Raw records:
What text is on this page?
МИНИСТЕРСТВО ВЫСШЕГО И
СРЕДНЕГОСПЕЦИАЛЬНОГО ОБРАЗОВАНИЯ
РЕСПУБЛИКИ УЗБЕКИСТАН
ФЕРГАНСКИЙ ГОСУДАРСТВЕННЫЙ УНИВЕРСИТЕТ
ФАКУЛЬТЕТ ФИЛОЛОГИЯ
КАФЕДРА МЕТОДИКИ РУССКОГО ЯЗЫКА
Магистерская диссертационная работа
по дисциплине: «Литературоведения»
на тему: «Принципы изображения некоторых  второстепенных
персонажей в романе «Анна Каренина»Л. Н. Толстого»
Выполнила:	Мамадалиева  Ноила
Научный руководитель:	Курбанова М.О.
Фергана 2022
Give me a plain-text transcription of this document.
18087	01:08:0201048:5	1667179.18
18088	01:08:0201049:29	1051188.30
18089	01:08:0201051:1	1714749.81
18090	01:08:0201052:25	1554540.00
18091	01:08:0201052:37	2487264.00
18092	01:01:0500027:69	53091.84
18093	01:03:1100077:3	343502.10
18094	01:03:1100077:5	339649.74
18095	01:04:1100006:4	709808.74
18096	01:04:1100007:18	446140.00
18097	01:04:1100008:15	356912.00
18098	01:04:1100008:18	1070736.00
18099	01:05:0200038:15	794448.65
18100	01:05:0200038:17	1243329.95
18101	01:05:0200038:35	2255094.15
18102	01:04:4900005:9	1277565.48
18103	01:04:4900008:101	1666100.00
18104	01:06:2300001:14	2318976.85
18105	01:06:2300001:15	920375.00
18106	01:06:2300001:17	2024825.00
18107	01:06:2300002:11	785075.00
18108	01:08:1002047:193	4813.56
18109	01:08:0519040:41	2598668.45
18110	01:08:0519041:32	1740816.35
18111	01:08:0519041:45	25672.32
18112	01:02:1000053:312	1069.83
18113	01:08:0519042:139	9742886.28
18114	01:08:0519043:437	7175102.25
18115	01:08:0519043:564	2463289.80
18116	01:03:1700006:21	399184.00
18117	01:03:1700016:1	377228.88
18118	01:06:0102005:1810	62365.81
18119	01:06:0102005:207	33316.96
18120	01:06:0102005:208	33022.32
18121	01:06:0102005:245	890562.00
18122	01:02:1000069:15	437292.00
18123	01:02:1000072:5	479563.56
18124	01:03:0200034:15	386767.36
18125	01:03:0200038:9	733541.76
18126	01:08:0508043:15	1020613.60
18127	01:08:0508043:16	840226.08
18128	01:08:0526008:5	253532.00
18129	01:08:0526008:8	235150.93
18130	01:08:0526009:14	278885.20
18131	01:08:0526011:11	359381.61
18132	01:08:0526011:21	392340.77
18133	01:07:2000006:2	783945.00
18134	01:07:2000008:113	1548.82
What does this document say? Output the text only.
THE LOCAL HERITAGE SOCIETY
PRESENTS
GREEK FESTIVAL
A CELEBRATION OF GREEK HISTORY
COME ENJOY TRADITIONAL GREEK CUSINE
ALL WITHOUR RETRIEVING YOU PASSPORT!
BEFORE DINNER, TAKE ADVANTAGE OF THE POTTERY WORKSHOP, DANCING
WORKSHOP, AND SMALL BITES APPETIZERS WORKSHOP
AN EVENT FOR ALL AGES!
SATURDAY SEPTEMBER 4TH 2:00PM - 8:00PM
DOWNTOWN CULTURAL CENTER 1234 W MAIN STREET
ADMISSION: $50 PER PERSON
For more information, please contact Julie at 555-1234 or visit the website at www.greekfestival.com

**Instructions to follow**
Copy in full each line that holds the word "text".

**Completed task**
What text is on this page?
Give me a plain-text transcription of this document.
What does this document say? Output the text only.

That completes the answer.